* **Work to be completed**
In the material below, list every line carrying the string "false".

* **Data provided**
_ _ _

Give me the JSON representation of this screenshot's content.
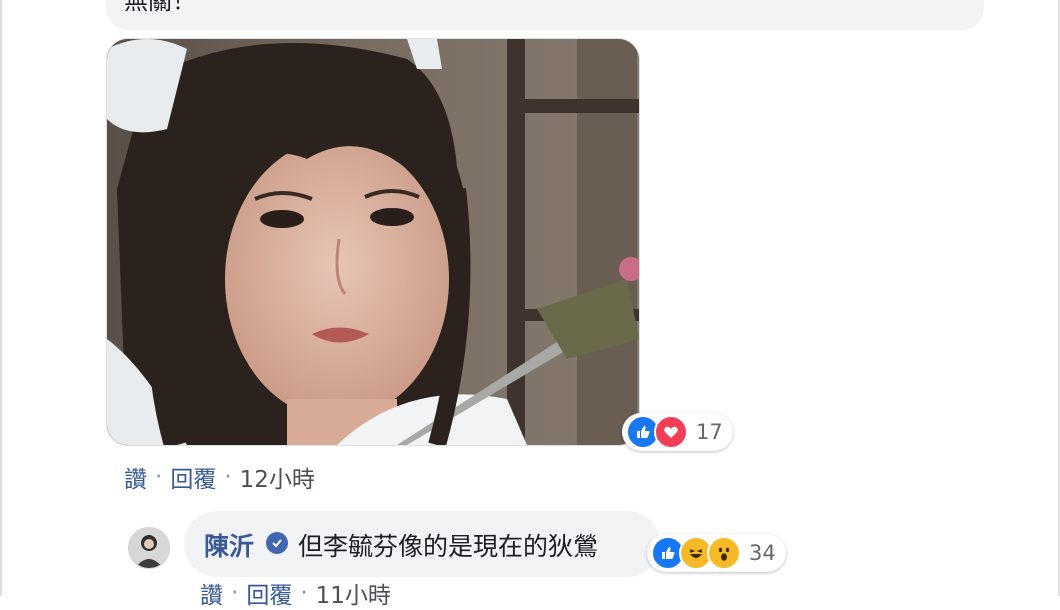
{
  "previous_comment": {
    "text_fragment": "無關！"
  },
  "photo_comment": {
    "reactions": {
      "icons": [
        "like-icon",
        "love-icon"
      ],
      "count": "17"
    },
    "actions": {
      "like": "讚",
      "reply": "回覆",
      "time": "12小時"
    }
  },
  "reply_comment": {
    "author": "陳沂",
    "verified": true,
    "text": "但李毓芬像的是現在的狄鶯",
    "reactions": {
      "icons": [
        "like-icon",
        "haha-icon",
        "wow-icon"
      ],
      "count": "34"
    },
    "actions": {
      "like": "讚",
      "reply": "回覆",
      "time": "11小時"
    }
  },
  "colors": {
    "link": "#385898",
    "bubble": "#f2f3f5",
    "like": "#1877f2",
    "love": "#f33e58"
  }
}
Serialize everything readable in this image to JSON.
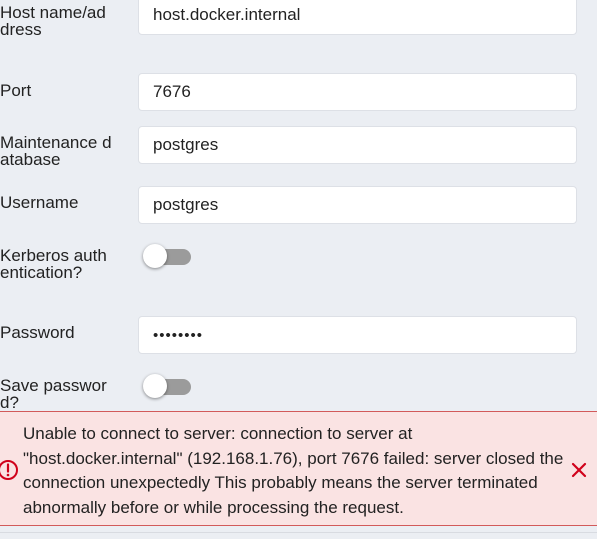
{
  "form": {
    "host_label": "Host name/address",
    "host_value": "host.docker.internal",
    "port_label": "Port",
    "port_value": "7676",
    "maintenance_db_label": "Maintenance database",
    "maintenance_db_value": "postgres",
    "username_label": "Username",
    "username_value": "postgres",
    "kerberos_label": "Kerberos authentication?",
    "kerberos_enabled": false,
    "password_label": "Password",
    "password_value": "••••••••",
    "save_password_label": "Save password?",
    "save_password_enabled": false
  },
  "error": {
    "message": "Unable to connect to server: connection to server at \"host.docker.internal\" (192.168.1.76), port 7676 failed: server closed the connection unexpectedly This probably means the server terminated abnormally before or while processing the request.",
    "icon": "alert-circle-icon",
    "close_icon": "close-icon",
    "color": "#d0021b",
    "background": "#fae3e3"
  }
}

_ _ _

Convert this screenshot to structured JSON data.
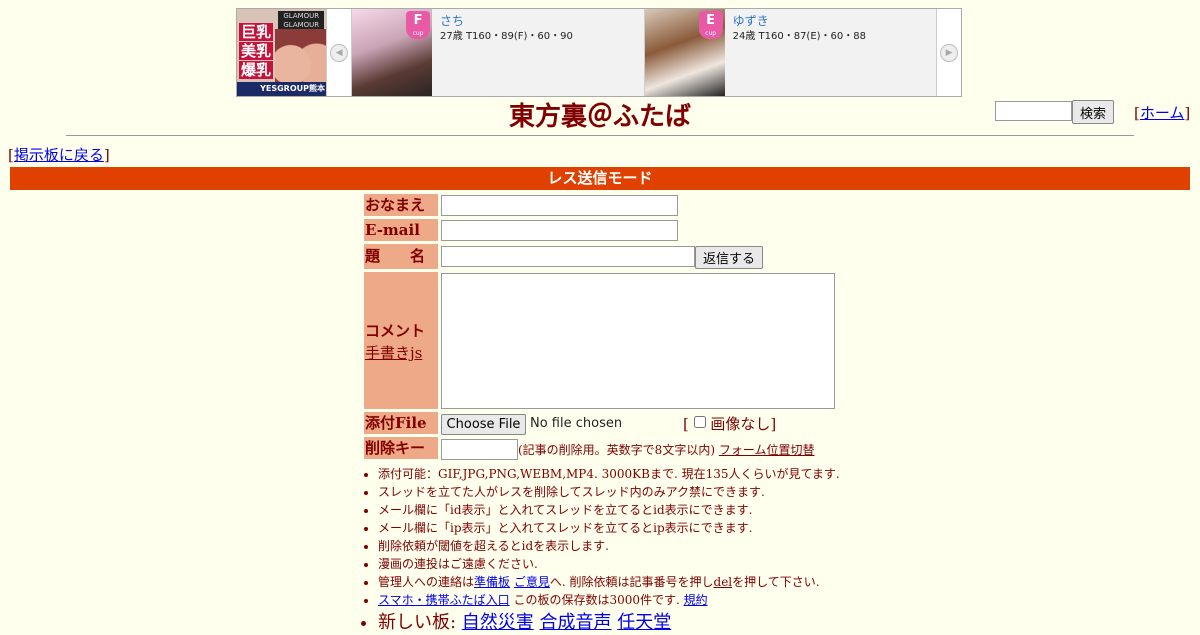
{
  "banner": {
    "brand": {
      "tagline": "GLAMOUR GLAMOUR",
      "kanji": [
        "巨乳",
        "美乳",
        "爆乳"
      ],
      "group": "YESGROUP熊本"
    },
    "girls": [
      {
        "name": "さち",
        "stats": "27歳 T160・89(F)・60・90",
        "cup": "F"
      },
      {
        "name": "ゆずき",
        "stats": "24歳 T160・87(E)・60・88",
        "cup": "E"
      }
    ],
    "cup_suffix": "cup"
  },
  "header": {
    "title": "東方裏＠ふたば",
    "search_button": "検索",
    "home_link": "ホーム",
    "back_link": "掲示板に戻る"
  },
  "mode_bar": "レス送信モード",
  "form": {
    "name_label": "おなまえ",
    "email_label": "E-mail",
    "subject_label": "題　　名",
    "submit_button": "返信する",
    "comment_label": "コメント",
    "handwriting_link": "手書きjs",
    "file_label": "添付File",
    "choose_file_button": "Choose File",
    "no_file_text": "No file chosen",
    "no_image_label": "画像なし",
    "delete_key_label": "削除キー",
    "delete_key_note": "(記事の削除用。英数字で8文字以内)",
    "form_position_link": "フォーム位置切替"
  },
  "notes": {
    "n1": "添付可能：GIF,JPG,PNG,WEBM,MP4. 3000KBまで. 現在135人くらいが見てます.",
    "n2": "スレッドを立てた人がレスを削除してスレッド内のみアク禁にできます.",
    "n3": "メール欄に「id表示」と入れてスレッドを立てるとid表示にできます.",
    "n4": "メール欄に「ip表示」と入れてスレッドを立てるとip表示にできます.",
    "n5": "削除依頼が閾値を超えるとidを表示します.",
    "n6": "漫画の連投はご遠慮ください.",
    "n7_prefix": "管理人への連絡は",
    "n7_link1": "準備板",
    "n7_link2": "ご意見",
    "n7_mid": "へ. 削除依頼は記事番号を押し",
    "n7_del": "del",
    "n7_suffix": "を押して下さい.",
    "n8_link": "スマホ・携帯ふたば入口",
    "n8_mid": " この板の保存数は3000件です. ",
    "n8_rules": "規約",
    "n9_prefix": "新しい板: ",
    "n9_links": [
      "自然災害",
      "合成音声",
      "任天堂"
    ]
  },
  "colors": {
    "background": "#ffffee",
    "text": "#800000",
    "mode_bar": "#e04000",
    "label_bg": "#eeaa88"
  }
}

_ _ _

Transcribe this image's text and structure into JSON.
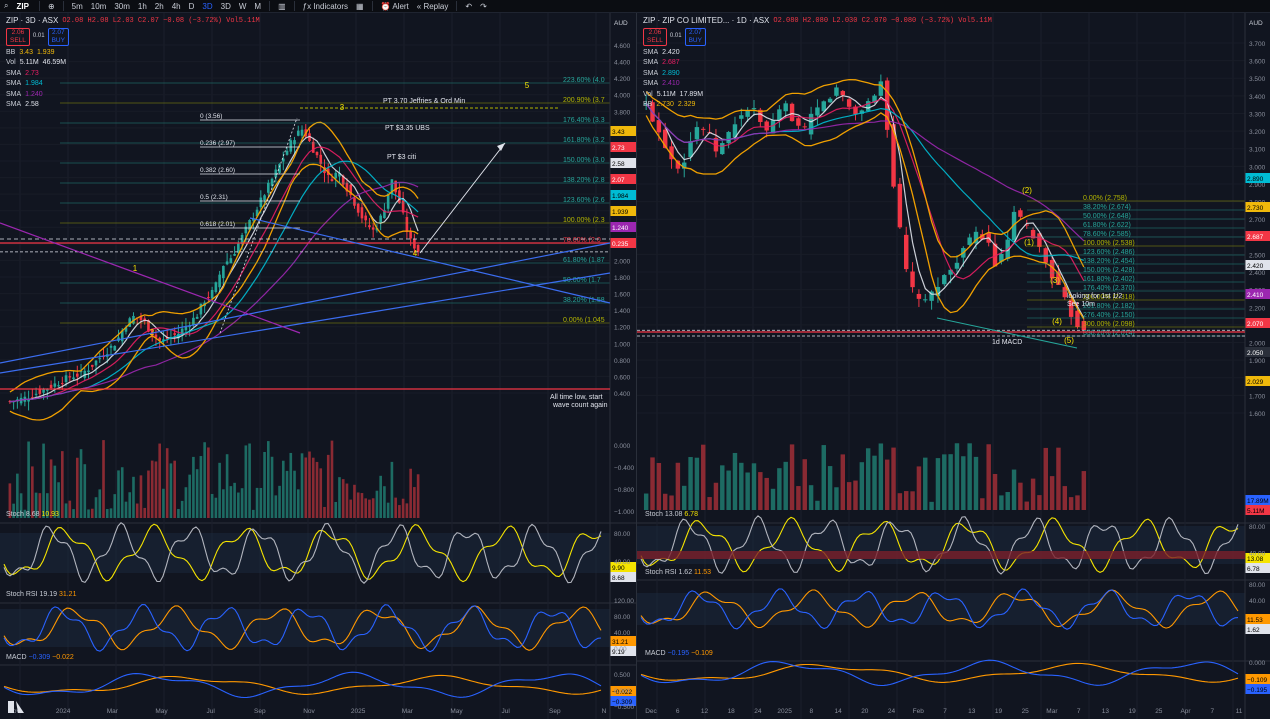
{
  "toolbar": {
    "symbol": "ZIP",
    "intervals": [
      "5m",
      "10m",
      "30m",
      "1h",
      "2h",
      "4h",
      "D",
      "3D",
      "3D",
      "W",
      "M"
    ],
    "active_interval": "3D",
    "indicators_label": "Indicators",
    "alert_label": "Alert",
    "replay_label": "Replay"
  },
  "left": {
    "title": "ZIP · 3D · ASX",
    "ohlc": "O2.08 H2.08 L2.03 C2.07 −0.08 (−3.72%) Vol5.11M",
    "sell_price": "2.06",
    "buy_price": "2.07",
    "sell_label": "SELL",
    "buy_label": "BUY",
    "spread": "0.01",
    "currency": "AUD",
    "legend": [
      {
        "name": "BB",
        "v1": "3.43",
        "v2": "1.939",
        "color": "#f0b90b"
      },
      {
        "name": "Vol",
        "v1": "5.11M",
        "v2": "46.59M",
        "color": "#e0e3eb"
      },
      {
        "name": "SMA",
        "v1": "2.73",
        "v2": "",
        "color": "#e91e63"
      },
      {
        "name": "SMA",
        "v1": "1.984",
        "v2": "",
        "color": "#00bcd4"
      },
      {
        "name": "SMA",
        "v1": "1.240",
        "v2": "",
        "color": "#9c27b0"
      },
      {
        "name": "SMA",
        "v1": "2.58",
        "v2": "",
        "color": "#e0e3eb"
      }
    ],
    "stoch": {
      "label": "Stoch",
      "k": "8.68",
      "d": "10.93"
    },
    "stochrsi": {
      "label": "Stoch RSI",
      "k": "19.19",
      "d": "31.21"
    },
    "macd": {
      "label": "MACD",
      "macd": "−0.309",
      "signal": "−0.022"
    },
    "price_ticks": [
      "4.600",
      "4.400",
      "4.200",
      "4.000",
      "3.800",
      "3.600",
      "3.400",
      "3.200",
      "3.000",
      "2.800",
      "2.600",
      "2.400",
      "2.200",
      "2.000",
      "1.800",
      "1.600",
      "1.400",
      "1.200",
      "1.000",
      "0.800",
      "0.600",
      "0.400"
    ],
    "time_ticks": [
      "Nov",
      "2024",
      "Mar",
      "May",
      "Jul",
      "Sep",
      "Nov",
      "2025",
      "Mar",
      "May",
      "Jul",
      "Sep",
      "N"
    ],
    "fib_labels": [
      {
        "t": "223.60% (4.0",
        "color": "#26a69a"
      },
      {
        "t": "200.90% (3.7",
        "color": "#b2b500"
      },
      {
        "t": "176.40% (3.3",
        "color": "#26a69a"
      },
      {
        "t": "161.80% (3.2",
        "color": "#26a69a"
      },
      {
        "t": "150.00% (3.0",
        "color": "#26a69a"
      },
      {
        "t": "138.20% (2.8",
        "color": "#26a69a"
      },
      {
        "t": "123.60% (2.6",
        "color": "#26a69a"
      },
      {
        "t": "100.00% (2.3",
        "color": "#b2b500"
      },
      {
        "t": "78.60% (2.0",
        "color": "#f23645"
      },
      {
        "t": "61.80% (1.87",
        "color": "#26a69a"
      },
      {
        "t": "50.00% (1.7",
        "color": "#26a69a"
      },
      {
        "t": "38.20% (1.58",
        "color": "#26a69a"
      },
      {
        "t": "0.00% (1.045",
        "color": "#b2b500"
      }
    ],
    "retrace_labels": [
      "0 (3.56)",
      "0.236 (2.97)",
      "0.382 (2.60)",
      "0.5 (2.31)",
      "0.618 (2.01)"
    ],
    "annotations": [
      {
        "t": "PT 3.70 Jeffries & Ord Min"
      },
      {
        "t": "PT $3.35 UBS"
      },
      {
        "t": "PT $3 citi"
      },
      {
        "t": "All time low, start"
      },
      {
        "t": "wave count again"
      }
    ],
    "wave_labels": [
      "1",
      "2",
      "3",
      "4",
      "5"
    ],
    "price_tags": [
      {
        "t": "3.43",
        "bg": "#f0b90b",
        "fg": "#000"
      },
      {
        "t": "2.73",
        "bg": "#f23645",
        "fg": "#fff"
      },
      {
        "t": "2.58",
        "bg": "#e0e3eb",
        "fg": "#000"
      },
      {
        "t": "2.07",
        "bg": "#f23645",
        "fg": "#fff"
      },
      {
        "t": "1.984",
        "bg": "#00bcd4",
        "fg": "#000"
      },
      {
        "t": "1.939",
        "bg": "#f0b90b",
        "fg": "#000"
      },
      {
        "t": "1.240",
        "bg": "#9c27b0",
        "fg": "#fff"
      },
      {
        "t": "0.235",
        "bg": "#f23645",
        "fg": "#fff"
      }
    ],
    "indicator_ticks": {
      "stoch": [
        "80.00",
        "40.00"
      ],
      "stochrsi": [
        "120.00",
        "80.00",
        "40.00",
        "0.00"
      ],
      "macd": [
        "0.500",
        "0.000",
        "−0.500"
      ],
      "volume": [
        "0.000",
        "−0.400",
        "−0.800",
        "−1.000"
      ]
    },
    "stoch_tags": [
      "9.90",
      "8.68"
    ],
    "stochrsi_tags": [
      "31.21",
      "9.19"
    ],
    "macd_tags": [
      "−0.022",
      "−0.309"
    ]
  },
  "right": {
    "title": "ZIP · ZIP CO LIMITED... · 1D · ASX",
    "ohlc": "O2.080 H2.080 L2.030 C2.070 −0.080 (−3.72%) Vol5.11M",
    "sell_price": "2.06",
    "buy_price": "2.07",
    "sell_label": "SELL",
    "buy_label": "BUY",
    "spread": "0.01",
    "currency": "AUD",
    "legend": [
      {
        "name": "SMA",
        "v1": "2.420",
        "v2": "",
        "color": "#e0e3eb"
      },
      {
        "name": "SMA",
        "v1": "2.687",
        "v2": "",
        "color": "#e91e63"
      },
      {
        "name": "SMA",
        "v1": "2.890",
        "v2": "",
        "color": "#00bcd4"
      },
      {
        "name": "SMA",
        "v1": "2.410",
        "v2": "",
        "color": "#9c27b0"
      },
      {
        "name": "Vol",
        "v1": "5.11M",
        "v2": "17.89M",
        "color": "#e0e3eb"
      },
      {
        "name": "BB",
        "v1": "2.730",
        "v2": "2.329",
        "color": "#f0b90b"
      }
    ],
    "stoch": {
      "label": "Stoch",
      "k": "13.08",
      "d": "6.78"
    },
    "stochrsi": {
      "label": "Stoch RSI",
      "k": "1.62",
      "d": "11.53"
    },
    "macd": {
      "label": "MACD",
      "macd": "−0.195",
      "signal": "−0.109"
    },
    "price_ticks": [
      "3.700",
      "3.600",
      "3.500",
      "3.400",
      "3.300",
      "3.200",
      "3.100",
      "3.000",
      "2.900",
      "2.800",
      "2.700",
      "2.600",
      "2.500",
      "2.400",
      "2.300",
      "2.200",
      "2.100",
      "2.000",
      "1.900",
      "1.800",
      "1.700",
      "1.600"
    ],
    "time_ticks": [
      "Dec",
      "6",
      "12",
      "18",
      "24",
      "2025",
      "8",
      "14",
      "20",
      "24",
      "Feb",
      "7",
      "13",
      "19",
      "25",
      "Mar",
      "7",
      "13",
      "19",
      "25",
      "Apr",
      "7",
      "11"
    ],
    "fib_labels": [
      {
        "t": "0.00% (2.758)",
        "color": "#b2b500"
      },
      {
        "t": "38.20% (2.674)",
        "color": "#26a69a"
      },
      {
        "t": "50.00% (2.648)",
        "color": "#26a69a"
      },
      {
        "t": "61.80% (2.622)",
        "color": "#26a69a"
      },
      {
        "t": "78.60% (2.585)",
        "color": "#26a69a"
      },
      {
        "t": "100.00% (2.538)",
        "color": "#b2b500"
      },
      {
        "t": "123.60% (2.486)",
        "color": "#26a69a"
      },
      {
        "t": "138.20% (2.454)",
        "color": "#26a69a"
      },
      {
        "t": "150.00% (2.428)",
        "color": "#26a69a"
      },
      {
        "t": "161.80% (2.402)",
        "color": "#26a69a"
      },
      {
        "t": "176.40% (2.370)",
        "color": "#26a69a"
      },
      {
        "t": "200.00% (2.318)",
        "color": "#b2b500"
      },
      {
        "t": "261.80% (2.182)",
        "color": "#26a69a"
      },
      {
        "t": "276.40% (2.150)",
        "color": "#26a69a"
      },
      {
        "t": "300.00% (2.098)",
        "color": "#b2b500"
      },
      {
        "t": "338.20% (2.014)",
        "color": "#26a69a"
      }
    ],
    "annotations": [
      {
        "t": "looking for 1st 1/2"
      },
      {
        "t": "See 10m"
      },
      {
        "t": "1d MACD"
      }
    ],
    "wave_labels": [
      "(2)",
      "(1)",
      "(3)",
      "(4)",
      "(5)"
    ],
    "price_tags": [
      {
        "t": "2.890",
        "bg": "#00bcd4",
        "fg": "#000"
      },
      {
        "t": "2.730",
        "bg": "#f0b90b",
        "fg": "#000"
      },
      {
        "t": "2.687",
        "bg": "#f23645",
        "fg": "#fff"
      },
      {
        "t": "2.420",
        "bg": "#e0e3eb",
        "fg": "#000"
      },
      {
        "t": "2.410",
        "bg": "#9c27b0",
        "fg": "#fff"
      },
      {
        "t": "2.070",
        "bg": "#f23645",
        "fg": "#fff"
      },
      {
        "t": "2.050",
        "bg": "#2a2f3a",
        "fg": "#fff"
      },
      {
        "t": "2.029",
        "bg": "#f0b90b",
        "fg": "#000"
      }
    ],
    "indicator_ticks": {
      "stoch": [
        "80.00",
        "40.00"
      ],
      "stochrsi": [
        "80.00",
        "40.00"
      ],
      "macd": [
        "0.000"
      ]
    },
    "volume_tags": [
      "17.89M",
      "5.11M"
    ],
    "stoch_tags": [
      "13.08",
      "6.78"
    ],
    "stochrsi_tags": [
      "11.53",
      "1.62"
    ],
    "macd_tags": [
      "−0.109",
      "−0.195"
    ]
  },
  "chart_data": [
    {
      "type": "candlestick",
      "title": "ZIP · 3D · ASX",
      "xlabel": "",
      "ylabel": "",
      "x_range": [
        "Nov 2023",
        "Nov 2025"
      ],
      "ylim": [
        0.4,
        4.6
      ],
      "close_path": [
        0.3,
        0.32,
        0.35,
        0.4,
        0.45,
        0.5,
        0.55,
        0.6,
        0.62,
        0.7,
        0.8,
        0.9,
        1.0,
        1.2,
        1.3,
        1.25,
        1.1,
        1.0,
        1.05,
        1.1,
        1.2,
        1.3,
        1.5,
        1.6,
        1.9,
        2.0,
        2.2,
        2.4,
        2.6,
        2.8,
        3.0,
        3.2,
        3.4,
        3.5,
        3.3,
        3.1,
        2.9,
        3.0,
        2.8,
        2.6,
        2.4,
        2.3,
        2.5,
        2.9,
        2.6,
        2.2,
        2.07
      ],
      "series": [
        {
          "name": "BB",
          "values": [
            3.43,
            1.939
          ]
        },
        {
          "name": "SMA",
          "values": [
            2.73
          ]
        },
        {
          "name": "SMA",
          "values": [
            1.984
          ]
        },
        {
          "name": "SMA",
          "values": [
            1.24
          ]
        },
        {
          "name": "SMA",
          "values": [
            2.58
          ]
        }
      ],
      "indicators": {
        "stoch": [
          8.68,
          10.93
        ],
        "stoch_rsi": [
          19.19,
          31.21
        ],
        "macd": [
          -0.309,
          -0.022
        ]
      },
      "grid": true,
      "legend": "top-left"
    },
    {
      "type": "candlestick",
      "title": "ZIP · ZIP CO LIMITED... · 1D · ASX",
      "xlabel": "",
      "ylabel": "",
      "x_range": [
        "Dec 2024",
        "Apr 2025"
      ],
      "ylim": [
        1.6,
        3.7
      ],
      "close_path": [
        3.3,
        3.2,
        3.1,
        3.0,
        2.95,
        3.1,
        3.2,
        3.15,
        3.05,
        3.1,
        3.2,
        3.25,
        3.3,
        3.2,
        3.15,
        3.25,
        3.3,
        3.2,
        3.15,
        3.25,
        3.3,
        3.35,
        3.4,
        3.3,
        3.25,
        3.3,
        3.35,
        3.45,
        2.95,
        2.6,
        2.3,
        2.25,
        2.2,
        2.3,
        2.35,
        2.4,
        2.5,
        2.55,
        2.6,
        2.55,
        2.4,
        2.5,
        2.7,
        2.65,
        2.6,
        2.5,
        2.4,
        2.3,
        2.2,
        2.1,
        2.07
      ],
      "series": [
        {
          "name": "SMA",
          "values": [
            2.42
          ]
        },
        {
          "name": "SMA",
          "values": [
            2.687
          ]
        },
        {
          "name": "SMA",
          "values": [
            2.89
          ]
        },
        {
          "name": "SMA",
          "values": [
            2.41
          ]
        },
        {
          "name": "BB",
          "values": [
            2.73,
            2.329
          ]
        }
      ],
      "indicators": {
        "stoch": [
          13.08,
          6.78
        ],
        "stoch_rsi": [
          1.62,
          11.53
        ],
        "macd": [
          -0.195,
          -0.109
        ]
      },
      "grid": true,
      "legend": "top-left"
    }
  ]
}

_ _ _

* **Reply**
    "kerberos_enabled": false,
    "save_password_enabled": false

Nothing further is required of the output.